>> BEGIN Data extract

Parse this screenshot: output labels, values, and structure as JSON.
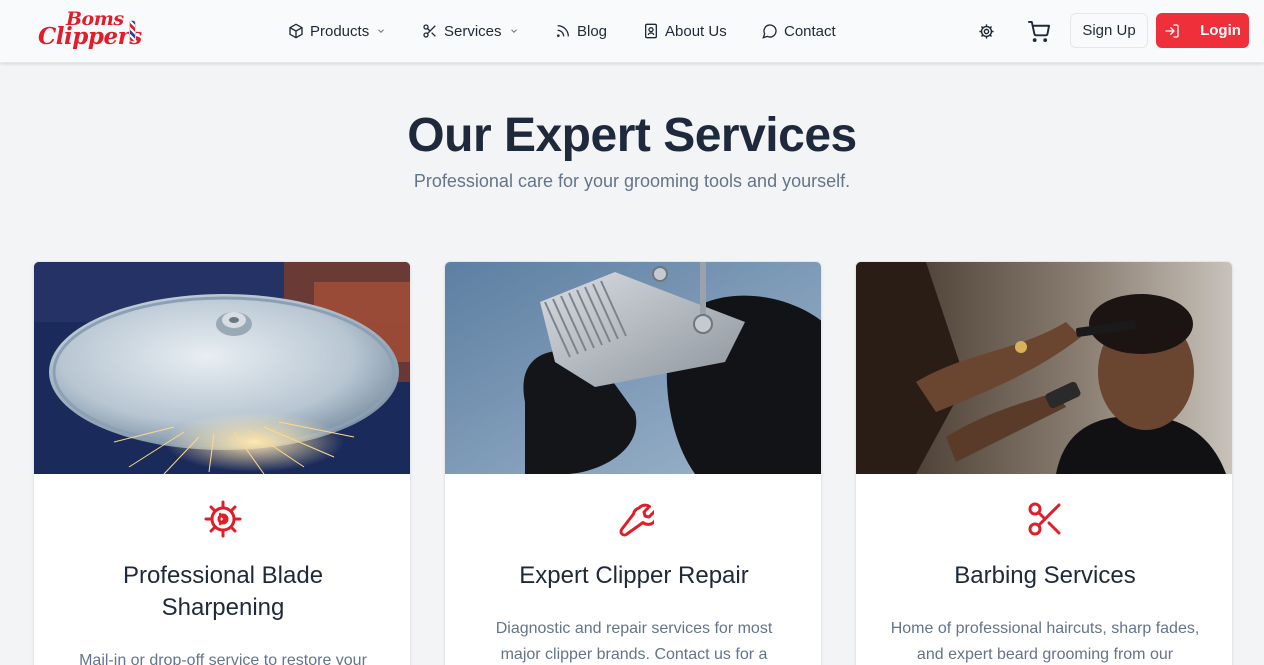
{
  "brand": {
    "logo_line1": "Boms",
    "logo_line2": "Clippers"
  },
  "nav": {
    "products": "Products",
    "services": "Services",
    "blog": "Blog",
    "about": "About Us",
    "contact": "Contact"
  },
  "header_actions": {
    "signup": "Sign Up",
    "login": "Login"
  },
  "hero": {
    "title": "Our Expert Services",
    "subtitle": "Professional care for your grooming tools and yourself."
  },
  "services": [
    {
      "icon": "gear-icon",
      "title": "Professional Blade Sharpening",
      "description": "Mail-in or drop-off service to restore your"
    },
    {
      "icon": "wrench-icon",
      "title": "Expert Clipper Repair",
      "description": "Diagnostic and repair services for most major clipper brands. Contact us for a"
    },
    {
      "icon": "scissors-icon",
      "title": "Barbing Services",
      "description": "Home of professional haircuts, sharp fades, and expert beard grooming from our"
    }
  ],
  "colors": {
    "accent": "#ef2f3a",
    "heading": "#1e293b",
    "muted": "#64748b",
    "background": "#f3f4f6"
  }
}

>> END Data extract

Pictures in the records above are left out; print everything else exactly as written.

Parse this screenshot: output labels, values, and structure as JSON.
{
  "brand": {
    "logo_line1": "Boms",
    "logo_line2": "Clippers"
  },
  "nav": {
    "products": "Products",
    "services": "Services",
    "blog": "Blog",
    "about": "About Us",
    "contact": "Contact"
  },
  "header_actions": {
    "signup": "Sign Up",
    "login": "Login"
  },
  "hero": {
    "title": "Our Expert Services",
    "subtitle": "Professional care for your grooming tools and yourself."
  },
  "services": [
    {
      "icon": "gear-icon",
      "title": "Professional Blade Sharpening",
      "description": "Mail-in or drop-off service to restore your"
    },
    {
      "icon": "wrench-icon",
      "title": "Expert Clipper Repair",
      "description": "Diagnostic and repair services for most major clipper brands. Contact us for a"
    },
    {
      "icon": "scissors-icon",
      "title": "Barbing Services",
      "description": "Home of professional haircuts, sharp fades, and expert beard grooming from our"
    }
  ],
  "colors": {
    "accent": "#ef2f3a",
    "heading": "#1e293b",
    "muted": "#64748b",
    "background": "#f3f4f6"
  }
}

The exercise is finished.